Data for processing ::
########
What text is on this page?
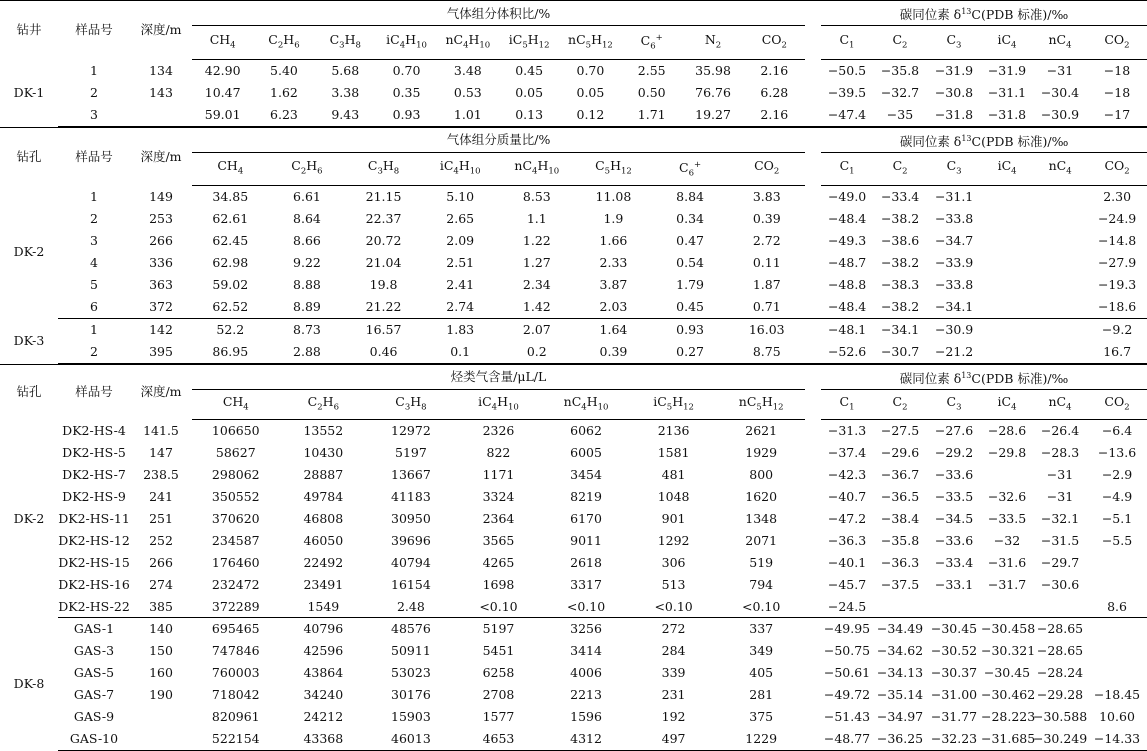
钻井	样品号	深度/m	气体组分体积比/%											碳同位素 $\delta^{13}C(PDB$ 标准)/‰					
			$CH_4$	$C_2H_6$	$C_3H_8$	$iC_4H_{10}$	$nC_4H_{10}$	$iC_5H_{12}$	$nC_5H_{12}$	$C_6^+$	$N_2$	$CO_2$		$C_1$	$C_2$	$C_3$	$iC_4$	$nC_4$	$CO_2$
DK-1	1	134	42.90	5.40	5.68	0.70	3.48	0.45	0.70	2.55	35.98	2.16		−50.5	−35.8	−31.9	−31.9	−31	−18
	2	143	10.47	1.62	3.38	0.35	0.53	0.05	0.05	0.50	76.76	6.28		−39.5	−32.7	−30.8	−31.1	−30.4	−18
	3		59.01	6.23	9.43	0.93	1.01	0.13	0.12	1.71	19.27	2.16		−47.4	−35	−31.8	−31.8	−30.9	−17
钻孔	样品号	深度/m	气体组分质量比/%									碳同位素 $\delta^{13}C(PDB$ 标准)/‰					
			$CH_4$	$C_2H_6$	$C_3H_8$	$iC_4H_{10}$	$nC_4H_{10}$	$C_5H_{12}$	$C_6^+$	$CO_2$		$C_1$	$C_2$	$C_3$	$iC_4$	$nC_4$	$CO_2$
DK-2	1	149	34.85	6.61	21.15	5.10	8.53	11.08	8.84	3.83		−49.0	−33.4	−31.1			2.30
	2	253	62.61	8.64	22.37	2.65	1.1	1.9	0.34	0.39		−48.4	−38.2	−33.8			−24.9
	3	266	62.45	8.66	20.72	2.09	1.22	1.66	0.47	2.72		−49.3	−38.6	−34.7			−14.8
	4	336	62.98	9.22	21.04	2.51	1.27	2.33	0.54	0.11		−48.7	−38.2	−33.9			−27.9
	5	363	59.02	8.88	19.8	2.41	2.34	3.87	1.79	1.87		−48.8	−38.3	−33.8			−19.3
	6	372	62.52	8.89	21.22	2.74	1.42	2.03	0.45	0.71		−48.4	−38.2	−34.1			−18.6
DK-3	1	142	52.2	8.73	16.57	1.83	2.07	1.64	0.93	16.03		−48.1	−34.1	−30.9			−9.2
	2	395	86.95	2.88	0.46	0.1	0.2	0.39	0.27	8.75		−52.6	−30.7	−21.2			16.7
钻孔	样品号	深度/m	烃类气含量/μL/L								碳同位素 $\delta^{13}C(PDB$ 标准)/‰					
			$CH_4$	$C_2H_6$	$C_3H_8$	$iC_4H_{10}$	$nC_4H_{10}$	$iC_5H_{12}$	$nC_5H_{12}$		$C_1$	$C_2$	$C_3$	$iC_4$	$nC_4$	$CO_2$
DK-2	DK2-HS-4	141.5	106650	13552	12972	2326	6062	2136	2621		−31.3	−27.5	−27.6	−28.6	−26.4	−6.4
	DK2-HS-5	147	58627	10430	5197	822	6005	1581	1929		−37.4	−29.6	−29.2	−29.8	−28.3	−13.6
	DK2-HS-7	238.5	298062	28887	13667	1171	3454	481	800		−42.3	−36.7	−33.6		−31	−2.9
	DK2-HS-9	241	350552	49784	41183	3324	8219	1048	1620		−40.7	−36.5	−33.5	−32.6	−31	−4.9
	DK2-HS-11	251	370620	46808	30950	2364	6170	901	1348		−47.2	−38.4	−34.5	−33.5	−32.1	−5.1
	DK2-HS-12	252	234587	46050	39696	3565	9011	1292	2071		−36.3	−35.8	−33.6	−32	−31.5	−5.5
	DK2-HS-15	266	176460	22492	40794	4265	2618	306	519		−40.1	−36.3	−33.4	−31.6	−29.7	
	DK2-HS-16	274	232472	23491	16154	1698	3317	513	794		−45.7	−37.5	−33.1	−31.7	−30.6	
	DK2-HS-22	385	372289	1549	2.48	<0.10	<0.10	<0.10	<0.10		−24.5					8.6
DK-8	GAS-1	140	695465	40796	48576	5197	3256	272	337		−49.95	−34.49	−30.45	−30.458	−28.65	
	GAS-3	150	747846	42596	50911	5451	3414	284	349		−50.75	−34.62	−30.52	−30.321	−28.65	
	GAS-5	160	760003	43864	53023	6258	4006	339	405		−50.61	−34.13	−30.37	−30.45	−28.24	
	GAS-7	190	718042	34240	30176	2708	2213	231	281		−49.72	−35.14	−31.00	−30.462	−29.28	−18.45
	GAS-9		820961	24212	15903	1577	1596	192	375		−51.43	−34.97	−31.77	−28.223	−30.588	10.60
	GAS-10		522154	43368	46013	4653	4312	497	1229		−48.77	−36.25	−32.23	−31.685	−30.249	−14.33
########
Goal of the exercise :: Write out the data precisely as given, excluding the pictures.

Solution below ::
What text is on this page?
钻井	样品号	深度/m	气体组分体积比/%											碳同位素 $\delta^{13}C(PDB$ 标准)/‰					
			$CH_4$	$C_2H_6$	$C_3H_8$	$iC_4H_{10}$	$nC_4H_{10}$	$iC_5H_{12}$	$nC_5H_{12}$	$C_6^+$	$N_2$	$CO_2$		$C_1$	$C_2$	$C_3$	$iC_4$	$nC_4$	$CO_2$
DK-1	1	134	42.90	5.40	5.68	0.70	3.48	0.45	0.70	2.55	35.98	2.16		−50.5	−35.8	−31.9	−31.9	−31	−18
	2	143	10.47	1.62	3.38	0.35	0.53	0.05	0.05	0.50	76.76	6.28		−39.5	−32.7	−30.8	−31.1	−30.4	−18
	3		59.01	6.23	9.43	0.93	1.01	0.13	0.12	1.71	19.27	2.16		−47.4	−35	−31.8	−31.8	−30.9	−17
钻孔	样品号	深度/m	气体组分质量比/%									碳同位素 $\delta^{13}C(PDB$ 标准)/‰					
			$CH_4$	$C_2H_6$	$C_3H_8$	$iC_4H_{10}$	$nC_4H_{10}$	$C_5H_{12}$	$C_6^+$	$CO_2$		$C_1$	$C_2$	$C_3$	$iC_4$	$nC_4$	$CO_2$
DK-2	1	149	34.85	6.61	21.15	5.10	8.53	11.08	8.84	3.83		−49.0	−33.4	−31.1			2.30
	2	253	62.61	8.64	22.37	2.65	1.1	1.9	0.34	0.39		−48.4	−38.2	−33.8			−24.9
	3	266	62.45	8.66	20.72	2.09	1.22	1.66	0.47	2.72		−49.3	−38.6	−34.7			−14.8
	4	336	62.98	9.22	21.04	2.51	1.27	2.33	0.54	0.11		−48.7	−38.2	−33.9			−27.9
	5	363	59.02	8.88	19.8	2.41	2.34	3.87	1.79	1.87		−48.8	−38.3	−33.8			−19.3
	6	372	62.52	8.89	21.22	2.74	1.42	2.03	0.45	0.71		−48.4	−38.2	−34.1			−18.6
DK-3	1	142	52.2	8.73	16.57	1.83	2.07	1.64	0.93	16.03		−48.1	−34.1	−30.9			−9.2
	2	395	86.95	2.88	0.46	0.1	0.2	0.39	0.27	8.75		−52.6	−30.7	−21.2			16.7
钻孔	样品号	深度/m	烃类气含量/μL/L								碳同位素 $\delta^{13}C(PDB$ 标准)/‰					
			$CH_4$	$C_2H_6$	$C_3H_8$	$iC_4H_{10}$	$nC_4H_{10}$	$iC_5H_{12}$	$nC_5H_{12}$		$C_1$	$C_2$	$C_3$	$iC_4$	$nC_4$	$CO_2$
DK-2	DK2-HS-4	141.5	106650	13552	12972	2326	6062	2136	2621		−31.3	−27.5	−27.6	−28.6	−26.4	−6.4
	DK2-HS-5	147	58627	10430	5197	822	6005	1581	1929		−37.4	−29.6	−29.2	−29.8	−28.3	−13.6
	DK2-HS-7	238.5	298062	28887	13667	1171	3454	481	800		−42.3	−36.7	−33.6		−31	−2.9
	DK2-HS-9	241	350552	49784	41183	3324	8219	1048	1620		−40.7	−36.5	−33.5	−32.6	−31	−4.9
	DK2-HS-11	251	370620	46808	30950	2364	6170	901	1348		−47.2	−38.4	−34.5	−33.5	−32.1	−5.1
	DK2-HS-12	252	234587	46050	39696	3565	9011	1292	2071		−36.3	−35.8	−33.6	−32	−31.5	−5.5
	DK2-HS-15	266	176460	22492	40794	4265	2618	306	519		−40.1	−36.3	−33.4	−31.6	−29.7	
	DK2-HS-16	274	232472	23491	16154	1698	3317	513	794		−45.7	−37.5	−33.1	−31.7	−30.6	
	DK2-HS-22	385	372289	1549	2.48	<0.10	<0.10	<0.10	<0.10		−24.5					8.6
DK-8	GAS-1	140	695465	40796	48576	5197	3256	272	337		−49.95	−34.49	−30.45	−30.458	−28.65	
	GAS-3	150	747846	42596	50911	5451	3414	284	349		−50.75	−34.62	−30.52	−30.321	−28.65	
	GAS-5	160	760003	43864	53023	6258	4006	339	405		−50.61	−34.13	−30.37	−30.45	−28.24	
	GAS-7	190	718042	34240	30176	2708	2213	231	281		−49.72	−35.14	−31.00	−30.462	−29.28	−18.45
	GAS-9		820961	24212	15903	1577	1596	192	375		−51.43	−34.97	−31.77	−28.223	−30.588	10.60
	GAS-10		522154	43368	46013	4653	4312	497	1229		−48.77	−36.25	−32.23	−31.685	−30.249	−14.33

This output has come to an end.